Figure collection entries:
— begin —

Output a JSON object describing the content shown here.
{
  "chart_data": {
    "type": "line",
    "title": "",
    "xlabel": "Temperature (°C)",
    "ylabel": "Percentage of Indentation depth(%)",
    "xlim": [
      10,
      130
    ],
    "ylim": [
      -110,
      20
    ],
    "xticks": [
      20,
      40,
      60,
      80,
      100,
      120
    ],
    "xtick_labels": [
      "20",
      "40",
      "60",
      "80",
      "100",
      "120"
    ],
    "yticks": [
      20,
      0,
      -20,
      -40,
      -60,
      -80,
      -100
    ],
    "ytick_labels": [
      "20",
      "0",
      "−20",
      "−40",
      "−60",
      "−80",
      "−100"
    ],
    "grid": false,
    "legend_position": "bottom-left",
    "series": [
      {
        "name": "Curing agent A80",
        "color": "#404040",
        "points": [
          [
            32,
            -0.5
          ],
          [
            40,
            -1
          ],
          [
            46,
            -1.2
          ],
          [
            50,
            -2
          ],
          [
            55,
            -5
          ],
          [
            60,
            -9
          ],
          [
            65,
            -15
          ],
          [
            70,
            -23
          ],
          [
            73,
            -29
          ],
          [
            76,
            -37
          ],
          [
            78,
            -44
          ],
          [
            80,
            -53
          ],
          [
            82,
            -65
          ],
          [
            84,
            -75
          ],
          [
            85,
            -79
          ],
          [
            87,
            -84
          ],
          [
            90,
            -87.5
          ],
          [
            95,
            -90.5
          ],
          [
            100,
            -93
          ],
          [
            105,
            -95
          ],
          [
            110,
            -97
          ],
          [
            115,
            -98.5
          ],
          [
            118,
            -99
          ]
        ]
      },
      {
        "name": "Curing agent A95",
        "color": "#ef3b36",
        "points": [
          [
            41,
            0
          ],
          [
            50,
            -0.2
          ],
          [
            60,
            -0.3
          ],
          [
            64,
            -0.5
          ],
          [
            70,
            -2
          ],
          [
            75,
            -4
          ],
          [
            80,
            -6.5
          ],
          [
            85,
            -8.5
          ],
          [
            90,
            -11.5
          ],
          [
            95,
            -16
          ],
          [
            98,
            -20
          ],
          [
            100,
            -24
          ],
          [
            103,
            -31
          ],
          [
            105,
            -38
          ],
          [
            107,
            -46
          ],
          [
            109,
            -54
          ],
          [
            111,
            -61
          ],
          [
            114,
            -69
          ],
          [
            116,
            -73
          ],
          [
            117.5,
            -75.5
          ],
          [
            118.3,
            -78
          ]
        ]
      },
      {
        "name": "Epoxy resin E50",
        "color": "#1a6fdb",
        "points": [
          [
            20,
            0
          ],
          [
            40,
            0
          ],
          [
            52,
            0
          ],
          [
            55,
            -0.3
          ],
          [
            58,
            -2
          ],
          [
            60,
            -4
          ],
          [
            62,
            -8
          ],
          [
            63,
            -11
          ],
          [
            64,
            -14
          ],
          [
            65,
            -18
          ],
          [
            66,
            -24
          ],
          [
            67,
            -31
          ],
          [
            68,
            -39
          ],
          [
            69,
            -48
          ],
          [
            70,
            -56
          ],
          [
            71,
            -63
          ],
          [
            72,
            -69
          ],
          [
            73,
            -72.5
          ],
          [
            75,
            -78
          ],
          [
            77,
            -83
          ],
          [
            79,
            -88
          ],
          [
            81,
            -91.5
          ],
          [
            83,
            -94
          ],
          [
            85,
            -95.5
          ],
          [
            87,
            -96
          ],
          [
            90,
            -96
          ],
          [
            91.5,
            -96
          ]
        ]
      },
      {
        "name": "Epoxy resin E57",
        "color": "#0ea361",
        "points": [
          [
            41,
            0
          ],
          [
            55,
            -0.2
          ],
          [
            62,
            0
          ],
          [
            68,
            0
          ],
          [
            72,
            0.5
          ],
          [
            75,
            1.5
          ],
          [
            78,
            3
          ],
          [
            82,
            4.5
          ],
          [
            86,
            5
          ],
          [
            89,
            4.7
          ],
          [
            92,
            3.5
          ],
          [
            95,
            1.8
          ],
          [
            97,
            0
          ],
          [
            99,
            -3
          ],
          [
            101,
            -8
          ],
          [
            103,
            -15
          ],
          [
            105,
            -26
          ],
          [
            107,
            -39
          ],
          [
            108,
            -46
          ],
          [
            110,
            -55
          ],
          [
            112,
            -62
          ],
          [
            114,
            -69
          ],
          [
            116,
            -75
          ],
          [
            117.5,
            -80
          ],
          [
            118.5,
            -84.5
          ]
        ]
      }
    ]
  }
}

— end —

Gather each line in these records that contains the string "agent".

        "name": "Curing agent A80",
        "name": "Curing agent A95",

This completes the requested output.